__Supplied records__

──────

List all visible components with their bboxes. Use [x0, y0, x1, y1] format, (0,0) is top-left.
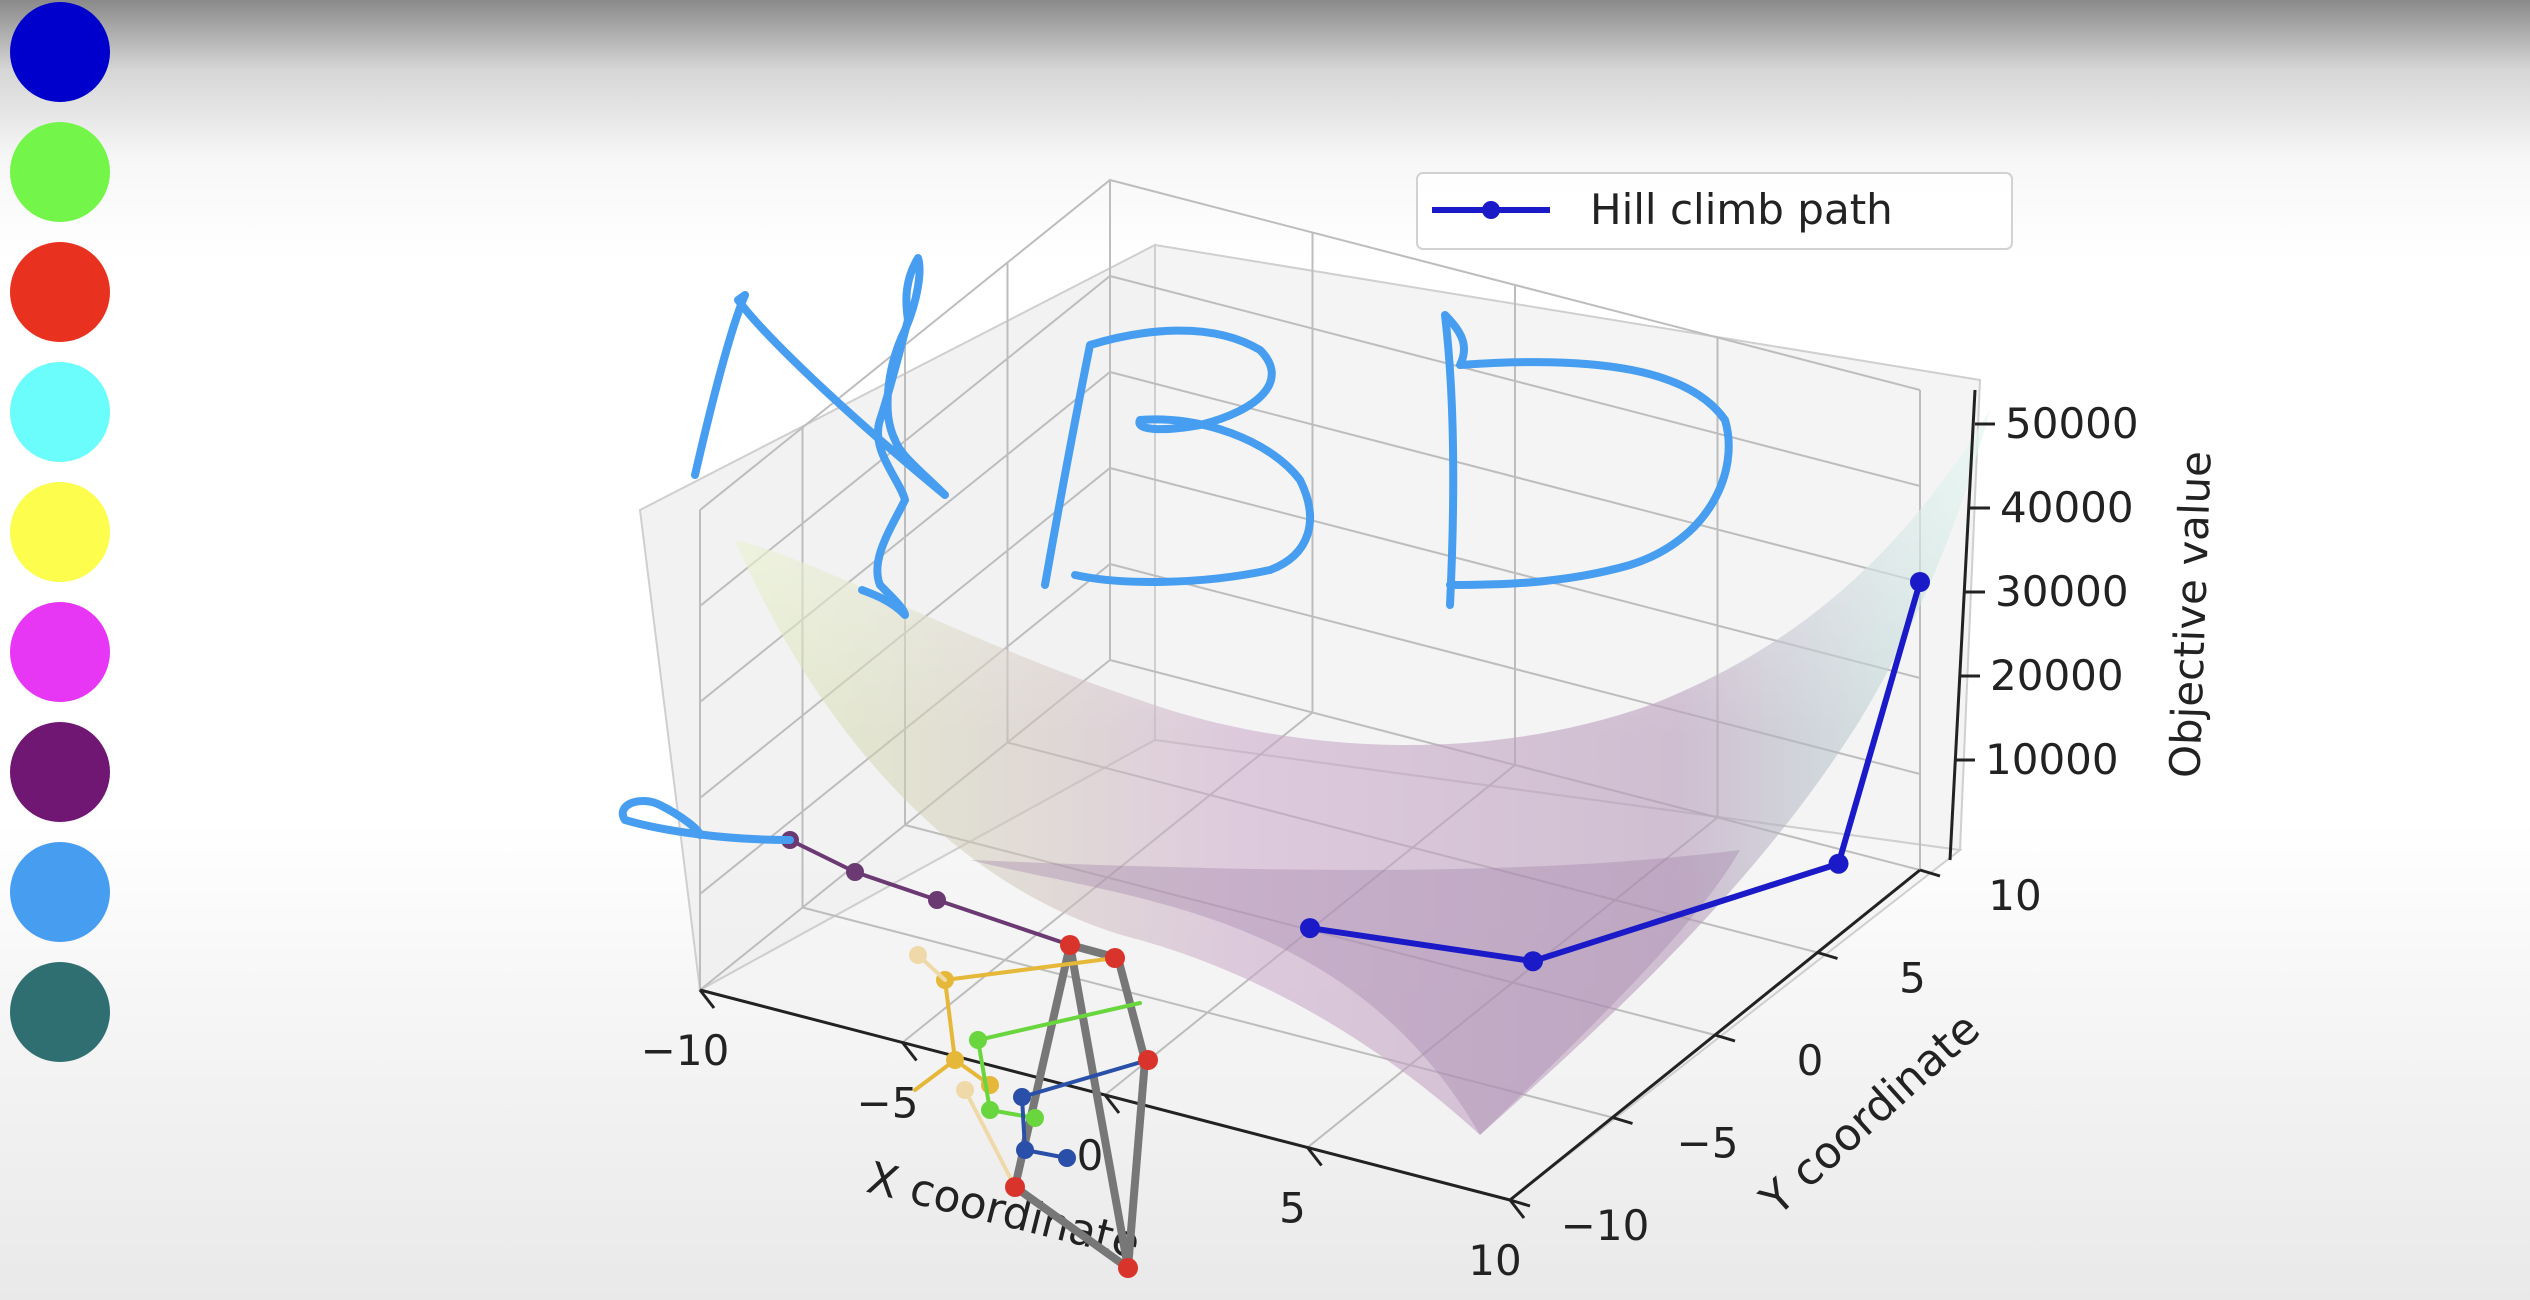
y-tick-label: −10 — [1561, 1201, 1650, 1250]
objective-surface — [735, 410, 1990, 1135]
x-tick-label: 10 — [1468, 1236, 1521, 1285]
y-tick-mark — [1714, 1033, 1736, 1043]
color-swatch[interactable] — [10, 722, 110, 822]
x-tick-mark — [698, 989, 716, 1009]
x-tick-mark — [1306, 1146, 1323, 1167]
x-tick-mark — [901, 1041, 918, 1062]
color-swatch[interactable] — [10, 482, 110, 582]
z-tick-label: 30000 — [1995, 567, 2129, 616]
y-tick-label: 10 — [1988, 871, 2041, 920]
z-tick-label: 20000 — [1990, 651, 2124, 700]
x-tick-mark — [1103, 1094, 1121, 1114]
y-tick-mark — [1509, 1198, 1531, 1208]
color-swatch[interactable] — [10, 842, 110, 942]
color-swatch[interactable] — [10, 962, 110, 1062]
color-swatch[interactable] — [10, 362, 110, 462]
z-tick-label: 50000 — [2005, 399, 2139, 448]
legend: Hill climb path — [1416, 172, 2013, 250]
y-axis-label: Y coordinate — [1750, 1003, 1990, 1226]
path-point — [1910, 572, 1930, 592]
z-tick-label: 10000 — [1985, 735, 2119, 784]
path-point — [1300, 918, 1320, 939]
path-point — [1828, 853, 1849, 874]
y-tick-label: 5 — [1899, 954, 1926, 1003]
color-swatch[interactable] — [10, 2, 110, 102]
y-tick-label: −5 — [1677, 1119, 1739, 1168]
x-tick-label: 0 — [1077, 1131, 1104, 1180]
y-tick-mark — [1817, 951, 1838, 960]
handwritten-hbd-annotation — [618, 254, 1733, 844]
axis-ticks: −10 −5 0 5 10 −10 −5 0 5 10 10000 20000 30000 40000 50… — [641, 399, 2139, 1285]
y-tick-mark — [1612, 1116, 1633, 1125]
gridline-z — [699, 274, 1921, 607]
legend-label: Hill climb path — [1590, 185, 1893, 234]
color-swatch[interactable] — [10, 122, 110, 222]
legend-marker — [1482, 201, 1500, 219]
x-tick-label: −5 — [857, 1079, 919, 1128]
x-tick-label: −10 — [641, 1026, 730, 1075]
z-axis-label: Objective value — [2160, 450, 2220, 779]
path-point — [1523, 951, 1543, 972]
color-palette — [10, 0, 122, 1070]
y-tick-label: 0 — [1797, 1036, 1824, 1085]
x-tick-label: 5 — [1279, 1184, 1306, 1233]
z-tick-label: 40000 — [2000, 483, 2134, 532]
path-line — [1309, 581, 1923, 965]
gridline-z — [699, 562, 1921, 895]
y-tick-mark — [1919, 868, 1941, 878]
x-tick-mark — [1508, 1199, 1526, 1219]
hill-climb-path — [1300, 572, 1930, 972]
color-swatch[interactable] — [10, 602, 110, 702]
color-swatch[interactable] — [10, 242, 110, 342]
legend-box — [1416, 172, 2013, 250]
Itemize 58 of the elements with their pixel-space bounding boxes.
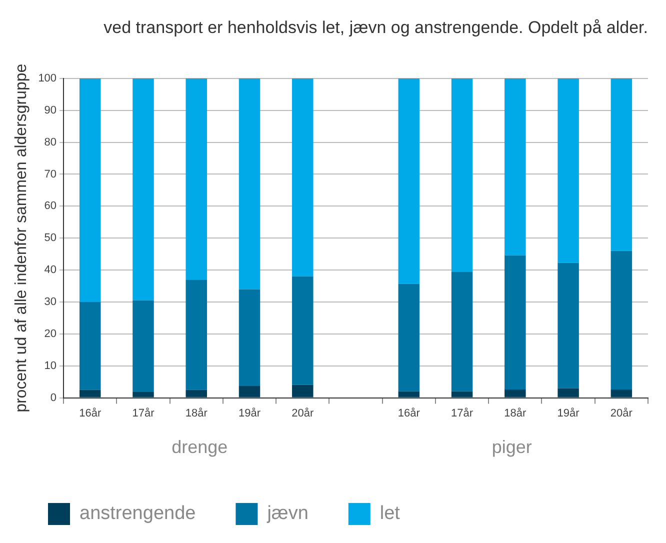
- bar: [504, 255, 526, 390]
- bar: [132, 78, 154, 300]
- bar: [451, 272, 473, 392]
- x-tick-label: 19år: [238, 407, 261, 420]
- y-tick-label: 90: [44, 104, 57, 116]
- y-axis-title: procent ud af alle indenfor sammen aldersgruppe: [13, 64, 30, 412]
- text: piger: [492, 436, 532, 457]
- legend-label: jævn: [266, 503, 308, 524]
- y-tick-label: 60: [44, 200, 57, 212]
- y-tick-label: 100: [38, 72, 57, 84]
- x-tick-label: 20år: [292, 407, 314, 420]
- y-tick-label: 0: [50, 392, 57, 404]
- y-tick-label: 10: [44, 360, 57, 372]
- y-tick-label: 30: [44, 296, 57, 308]
- bar: [504, 389, 526, 398]
- x-tick-label: 16år: [398, 407, 420, 420]
- chart-title: ved transport er henholdsvis let, jævn og anstrengende. Opdelt på alder.: [104, 18, 648, 37]
- bar: [398, 78, 420, 284]
- bar: [558, 78, 579, 263]
- bar: [451, 78, 473, 272]
- bar: [398, 284, 420, 392]
- x-tick-label: 20år: [610, 407, 633, 420]
- bar: [79, 302, 101, 390]
- legend-label: let: [380, 503, 401, 524]
- y-tick-label: 40: [44, 264, 57, 276]
- x-tick-label: 18år: [504, 407, 527, 420]
- bar: [610, 250, 632, 390]
- bar: [79, 78, 101, 302]
- x-tick-label: 19år: [557, 407, 580, 420]
- bar: [504, 78, 526, 256]
- bar: [292, 276, 314, 385]
- bar: [398, 391, 420, 398]
- y-tick-label: 50: [44, 232, 57, 244]
- x-tick-label: 16år: [79, 407, 102, 420]
- bar: [558, 388, 579, 398]
- bar: [132, 300, 154, 392]
- text: drenge: [172, 436, 228, 457]
- bar: [186, 78, 208, 280]
- x-tick-label: 18år: [185, 407, 208, 420]
- bar: [79, 390, 101, 398]
- legend-label: anstrengende: [80, 503, 196, 524]
- bar: [132, 392, 154, 398]
- x-tick-label: 17år: [132, 407, 155, 420]
- bar: [238, 78, 260, 290]
- bar: [558, 262, 579, 388]
- y-tick-label: 80: [44, 136, 57, 148]
- bar: [186, 390, 208, 398]
- bar: [186, 280, 208, 390]
- x-tick-label: 17år: [451, 407, 474, 420]
- bar: [292, 384, 314, 398]
- bar: [238, 289, 260, 386]
- bar: [238, 386, 260, 398]
- bar: [610, 389, 632, 398]
- bar: [292, 78, 314, 276]
- y-tick-label: 20: [44, 328, 57, 340]
- y-tick-label: 70: [44, 168, 57, 180]
- bar: [610, 78, 632, 251]
- bar: [451, 391, 473, 398]
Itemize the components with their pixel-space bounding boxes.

──────

Copy out every line of the material above exactly, omitting the pictures.

__Reply__
List all visible components with their bboxes. Use [x0, y0, x1, y1] format, (0,0) is top-left.
y-tick-label: −10 — [1561, 1201, 1650, 1250]
objective-surface — [735, 410, 1990, 1135]
x-tick-label: 10 — [1468, 1236, 1521, 1285]
y-tick-mark — [1714, 1033, 1736, 1043]
color-swatch[interactable] — [10, 722, 110, 822]
x-tick-mark — [698, 989, 716, 1009]
x-tick-mark — [1306, 1146, 1323, 1167]
x-tick-mark — [901, 1041, 918, 1062]
color-swatch[interactable] — [10, 482, 110, 582]
z-tick-label: 30000 — [1995, 567, 2129, 616]
y-tick-label: 10 — [1988, 871, 2041, 920]
z-tick-label: 20000 — [1990, 651, 2124, 700]
x-tick-mark — [1103, 1094, 1121, 1114]
y-tick-mark — [1509, 1198, 1531, 1208]
color-swatch[interactable] — [10, 842, 110, 942]
color-swatch[interactable] — [10, 962, 110, 1062]
color-swatch[interactable] — [10, 362, 110, 462]
z-tick-label: 50000 — [2005, 399, 2139, 448]
legend: Hill climb path — [1416, 172, 2013, 250]
y-axis-label: Y coordinate — [1750, 1003, 1990, 1226]
path-point — [1910, 572, 1930, 592]
z-tick-label: 10000 — [1985, 735, 2119, 784]
path-point — [1300, 918, 1320, 939]
path-point — [1828, 853, 1849, 874]
y-tick-label: 5 — [1899, 954, 1926, 1003]
color-swatch[interactable] — [10, 2, 110, 102]
y-tick-label: −5 — [1677, 1119, 1739, 1168]
x-tick-label: 0 — [1077, 1131, 1104, 1180]
y-tick-mark — [1817, 951, 1838, 960]
handwritten-hbd-annotation — [618, 254, 1733, 844]
axis-ticks: −10 −5 0 5 10 −10 −5 0 5 10 10000 20000 30000 40000 50… — [641, 399, 2139, 1285]
y-tick-mark — [1612, 1116, 1633, 1125]
gridline-z — [699, 274, 1921, 607]
legend-label: Hill climb path — [1590, 185, 1893, 234]
color-swatch[interactable] — [10, 122, 110, 222]
legend-marker — [1482, 201, 1500, 219]
x-tick-label: −5 — [857, 1079, 919, 1128]
x-tick-label: −10 — [641, 1026, 730, 1075]
z-axis-label: Objective value — [2160, 450, 2220, 779]
path-point — [1523, 951, 1543, 972]
color-palette — [10, 0, 122, 1070]
y-tick-label: 0 — [1797, 1036, 1824, 1085]
x-tick-label: 5 — [1279, 1184, 1306, 1233]
z-tick-label: 40000 — [2000, 483, 2134, 532]
path-line — [1309, 581, 1923, 965]
gridline-z — [699, 562, 1921, 895]
y-tick-mark — [1919, 868, 1941, 878]
x-tick-mark — [1508, 1199, 1526, 1219]
hill-climb-path — [1300, 572, 1930, 972]
color-swatch[interactable] — [10, 602, 110, 702]
color-swatch[interactable] — [10, 242, 110, 342]
legend-box — [1416, 172, 2013, 250]
Itemize 58 of the elements with their pixel-space bounding boxes.
- bar: [504, 255, 526, 390]
- bar: [132, 78, 154, 300]
- bar: [451, 272, 473, 392]
- x-tick-label: 19år: [238, 407, 261, 420]
- y-tick-label: 90: [44, 104, 57, 116]
- y-axis-title: procent ud af alle indenfor sammen aldersgruppe: [13, 64, 30, 412]
- text: piger: [492, 436, 532, 457]
- legend-label: jævn: [266, 503, 308, 524]
- y-tick-label: 60: [44, 200, 57, 212]
- y-tick-label: 100: [38, 72, 57, 84]
- x-tick-label: 20år: [292, 407, 314, 420]
- y-tick-label: 0: [50, 392, 57, 404]
- y-tick-label: 10: [44, 360, 57, 372]
- y-tick-label: 30: [44, 296, 57, 308]
- bar: [504, 389, 526, 398]
- x-tick-label: 16år: [398, 407, 420, 420]
- chart-title: ved transport er henholdsvis let, jævn og anstrengende. Opdelt på alder.: [104, 18, 648, 37]
- bar: [398, 78, 420, 284]
- bar: [558, 78, 579, 263]
- bar: [451, 78, 473, 272]
- bar: [398, 284, 420, 392]
- x-tick-label: 20år: [610, 407, 633, 420]
- bar: [79, 302, 101, 390]
- legend-label: let: [380, 503, 401, 524]
- y-tick-label: 40: [44, 264, 57, 276]
- x-tick-label: 18år: [504, 407, 527, 420]
- bar: [610, 250, 632, 390]
- bar: [79, 78, 101, 302]
- x-tick-label: 19år: [557, 407, 580, 420]
- bar: [504, 78, 526, 256]
- bar: [292, 276, 314, 385]
- bar: [398, 391, 420, 398]
- y-tick-label: 50: [44, 232, 57, 244]
- x-tick-label: 16år: [79, 407, 102, 420]
- bar: [558, 388, 579, 398]
- bar: [132, 300, 154, 392]
- text: drenge: [172, 436, 228, 457]
- bar: [186, 78, 208, 280]
- x-tick-label: 18år: [185, 407, 208, 420]
- bar: [79, 390, 101, 398]
- legend-label: anstrengende: [80, 503, 196, 524]
- bar: [132, 392, 154, 398]
- x-tick-label: 17år: [132, 407, 155, 420]
- bar: [238, 78, 260, 290]
- bar: [558, 262, 579, 388]
- y-tick-label: 80: [44, 136, 57, 148]
- bar: [186, 390, 208, 398]
- bar: [186, 280, 208, 390]
- x-tick-label: 17år: [451, 407, 474, 420]
- bar: [292, 384, 314, 398]
- bar: [238, 289, 260, 386]
- bar: [238, 386, 260, 398]
- bar: [610, 389, 632, 398]
- bar: [292, 78, 314, 276]
- y-tick-label: 20: [44, 328, 57, 340]
- y-tick-label: 70: [44, 168, 57, 180]
- bar: [610, 78, 632, 251]
- bar: [451, 391, 473, 398]
Itemize the components with their pixel-space bounding boxes.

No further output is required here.